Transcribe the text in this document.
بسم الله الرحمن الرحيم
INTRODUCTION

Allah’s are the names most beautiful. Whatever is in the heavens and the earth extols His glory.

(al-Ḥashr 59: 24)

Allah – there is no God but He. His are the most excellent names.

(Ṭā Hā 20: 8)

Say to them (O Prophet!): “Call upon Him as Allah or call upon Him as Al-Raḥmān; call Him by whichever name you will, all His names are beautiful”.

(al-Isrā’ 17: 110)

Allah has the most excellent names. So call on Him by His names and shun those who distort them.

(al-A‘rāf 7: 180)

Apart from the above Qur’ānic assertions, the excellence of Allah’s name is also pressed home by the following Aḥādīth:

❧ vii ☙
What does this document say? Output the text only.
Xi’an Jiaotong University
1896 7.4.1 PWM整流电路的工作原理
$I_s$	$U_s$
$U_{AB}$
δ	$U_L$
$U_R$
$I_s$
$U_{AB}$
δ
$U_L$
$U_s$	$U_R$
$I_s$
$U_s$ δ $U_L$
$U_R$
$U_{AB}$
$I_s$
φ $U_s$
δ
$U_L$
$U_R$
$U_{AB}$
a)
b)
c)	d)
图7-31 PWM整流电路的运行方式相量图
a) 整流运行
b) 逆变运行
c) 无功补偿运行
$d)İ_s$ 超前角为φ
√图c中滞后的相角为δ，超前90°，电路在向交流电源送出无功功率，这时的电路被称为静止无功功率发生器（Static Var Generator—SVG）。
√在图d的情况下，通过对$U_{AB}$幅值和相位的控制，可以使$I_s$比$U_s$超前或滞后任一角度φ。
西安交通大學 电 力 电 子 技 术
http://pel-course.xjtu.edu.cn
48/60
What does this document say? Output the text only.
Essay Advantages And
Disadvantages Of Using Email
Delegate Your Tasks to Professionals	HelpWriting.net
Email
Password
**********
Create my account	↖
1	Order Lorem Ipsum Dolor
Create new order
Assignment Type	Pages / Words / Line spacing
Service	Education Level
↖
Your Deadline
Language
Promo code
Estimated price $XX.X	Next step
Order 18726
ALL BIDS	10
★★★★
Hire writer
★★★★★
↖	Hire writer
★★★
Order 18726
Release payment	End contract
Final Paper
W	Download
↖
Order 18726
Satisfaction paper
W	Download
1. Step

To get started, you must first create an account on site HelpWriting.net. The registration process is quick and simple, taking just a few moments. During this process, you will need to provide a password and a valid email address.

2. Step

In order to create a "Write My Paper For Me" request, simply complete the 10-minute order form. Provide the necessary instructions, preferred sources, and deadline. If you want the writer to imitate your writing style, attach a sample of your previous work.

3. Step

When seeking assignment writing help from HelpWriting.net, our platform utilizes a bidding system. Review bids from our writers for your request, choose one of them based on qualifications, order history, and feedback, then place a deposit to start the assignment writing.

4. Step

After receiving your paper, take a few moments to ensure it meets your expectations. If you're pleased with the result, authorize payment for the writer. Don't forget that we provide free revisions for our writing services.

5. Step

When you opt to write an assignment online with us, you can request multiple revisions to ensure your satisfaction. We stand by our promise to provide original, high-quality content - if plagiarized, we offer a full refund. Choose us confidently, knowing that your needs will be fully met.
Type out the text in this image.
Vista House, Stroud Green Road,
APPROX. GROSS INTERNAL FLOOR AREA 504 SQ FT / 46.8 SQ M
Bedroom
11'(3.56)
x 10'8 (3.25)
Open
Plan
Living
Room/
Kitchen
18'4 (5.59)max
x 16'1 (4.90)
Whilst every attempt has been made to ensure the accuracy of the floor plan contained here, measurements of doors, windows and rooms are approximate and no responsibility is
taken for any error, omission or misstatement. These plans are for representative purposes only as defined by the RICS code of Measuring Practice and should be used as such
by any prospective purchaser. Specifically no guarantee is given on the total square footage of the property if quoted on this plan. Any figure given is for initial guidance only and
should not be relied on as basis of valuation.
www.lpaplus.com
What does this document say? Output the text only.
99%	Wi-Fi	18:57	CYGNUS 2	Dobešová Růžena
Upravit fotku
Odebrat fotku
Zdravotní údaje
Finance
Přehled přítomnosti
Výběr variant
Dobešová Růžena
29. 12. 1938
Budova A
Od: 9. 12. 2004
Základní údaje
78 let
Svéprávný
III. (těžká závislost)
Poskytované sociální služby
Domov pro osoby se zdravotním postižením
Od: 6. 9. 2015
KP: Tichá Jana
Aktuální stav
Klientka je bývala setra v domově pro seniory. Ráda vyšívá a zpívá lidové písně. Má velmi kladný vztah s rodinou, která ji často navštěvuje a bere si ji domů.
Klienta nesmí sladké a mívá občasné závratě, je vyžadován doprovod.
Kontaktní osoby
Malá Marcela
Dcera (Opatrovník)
◇ ◇ ◇
### What is asked:
Print again each line of the listing above, exactly as it appears.

### Written answer:
Transcribe the text in this document.
بسم الله الرحمن الرحيم
INTRODUCTION

Allah’s are the names most beautiful. Whatever is in the heavens and the earth extols His glory.

(al-Ḥashr 59: 24)

Allah – there is no God but He. His are the most excellent names.

(Ṭā Hā 20: 8)

Say to them (O Prophet!): “Call upon Him as Allah or call upon Him as Al-Raḥmān; call Him by whichever name you will, all His names are beautiful”.

(al-Isrā’ 17: 110)

Allah has the most excellent names. So call on Him by His names and shun those who distort them.

(al-A‘rāf 7: 180)

Apart from the above Qur’ānic assertions, the excellence of Allah’s name is also pressed home by the following Aḥādīth:

❧ vii ☙
What does this document say? Output the text only.
Xi’an Jiaotong University
1896 7.4.1 PWM整流电路的工作原理
$I_s$	$U_s$
$U_{AB}$
δ	$U_L$
$U_R$
$I_s$
$U_{AB}$
δ
$U_L$
$U_s$	$U_R$
$I_s$
$U_s$ δ $U_L$
$U_R$
$U_{AB}$
$I_s$
φ $U_s$
δ
$U_L$
$U_R$
$U_{AB}$
a)
b)
c)	d)
图7-31 PWM整流电路的运行方式相量图
a) 整流运行
b) 逆变运行
c) 无功补偿运行
$d)İ_s$ 超前角为φ
√图c中滞后的相角为δ，超前90°，电路在向交流电源送出无功功率，这时的电路被称为静止无功功率发生器（Static Var Generator—SVG）。
√在图d的情况下，通过对$U_{AB}$幅值和相位的控制，可以使$I_s$比$U_s$超前或滞后任一角度φ。
西安交通大學 电 力 电 子 技 术
http://pel-course.xjtu.edu.cn
48/60
What does this document say? Output the text only.
Essay Advantages And
Disadvantages Of Using Email
Delegate Your Tasks to Professionals	HelpWriting.net
Email
Password
**********
Create my account	↖
1	Order Lorem Ipsum Dolor
Create new order
Assignment Type	Pages / Words / Line spacing
Service	Education Level
↖
Your Deadline
Language
Promo code
Estimated price $XX.X	Next step
Order 18726
ALL BIDS	10
★★★★
Hire writer
★★★★★
↖	Hire writer
★★★
Order 18726
Release payment	End contract
Final Paper
W	Download
↖
Order 18726
Satisfaction paper
W	Download
1. Step

To get started, you must first create an account on site HelpWriting.net. The registration process is quick and simple, taking just a few moments. During this process, you will need to provide a password and a valid email address.

2. Step

In order to create a "Write My Paper For Me" request, simply complete the 10-minute order form. Provide the necessary instructions, preferred sources, and deadline. If you want the writer to imitate your writing style, attach a sample of your previous work.

3. Step

When seeking assignment writing help from HelpWriting.net, our platform utilizes a bidding system. Review bids from our writers for your request, choose one of them based on qualifications, order history, and feedback, then place a deposit to start the assignment writing.

4. Step

After receiving your paper, take a few moments to ensure it meets your expectations. If you're pleased with the result, authorize payment for the writer. Don't forget that we provide free revisions for our writing services.

5. Step

When you opt to write an assignment online with us, you can request multiple revisions to ensure your satisfaction. We stand by our promise to provide original, high-quality content - if plagiarized, we offer a full refund. Choose us confidently, knowing that your needs will be fully met.
Type out the text in this image.
Vista House, Stroud Green Road,
APPROX. GROSS INTERNAL FLOOR AREA 504 SQ FT / 46.8 SQ M
Bedroom
11'(3.56)
x 10'8 (3.25)
Open
Plan
Living
Room/
Kitchen
18'4 (5.59)max
x 16'1 (4.90)
Whilst every attempt has been made to ensure the accuracy of the floor plan contained here, measurements of doors, windows and rooms are approximate and no responsibility is
taken for any error, omission or misstatement. These plans are for representative purposes only as defined by the RICS code of Measuring Practice and should be used as such
by any prospective purchaser. Specifically no guarantee is given on the total square footage of the property if quoted on this plan. Any figure given is for initial guidance only and
should not be relied on as basis of valuation.
www.lpaplus.com
What does this document say? Output the text only.
99%	Wi-Fi	18:57	CYGNUS 2	Dobešová Růžena
Upravit fotku
Odebrat fotku
Zdravotní údaje
Finance
Přehled přítomnosti
Výběr variant
Dobešová Růžena
29. 12. 1938
Budova A
Od: 9. 12. 2004
Základní údaje
78 let
Svéprávný
III. (těžká závislost)
Poskytované sociální služby
Domov pro osoby se zdravotním postižením
Od: 6. 9. 2015
KP: Tichá Jana
Aktuální stav
Klientka je bývala setra v domově pro seniory. Ráda vyšívá a zpívá lidové písně. Má velmi kladný vztah s rodinou, která ji často navštěvuje a bere si ji domů.
Klienta nesmí sladké a mívá občasné závratě, je vyžadován doprovod.
Kontaktní osoby
Malá Marcela
Dcera (Opatrovník)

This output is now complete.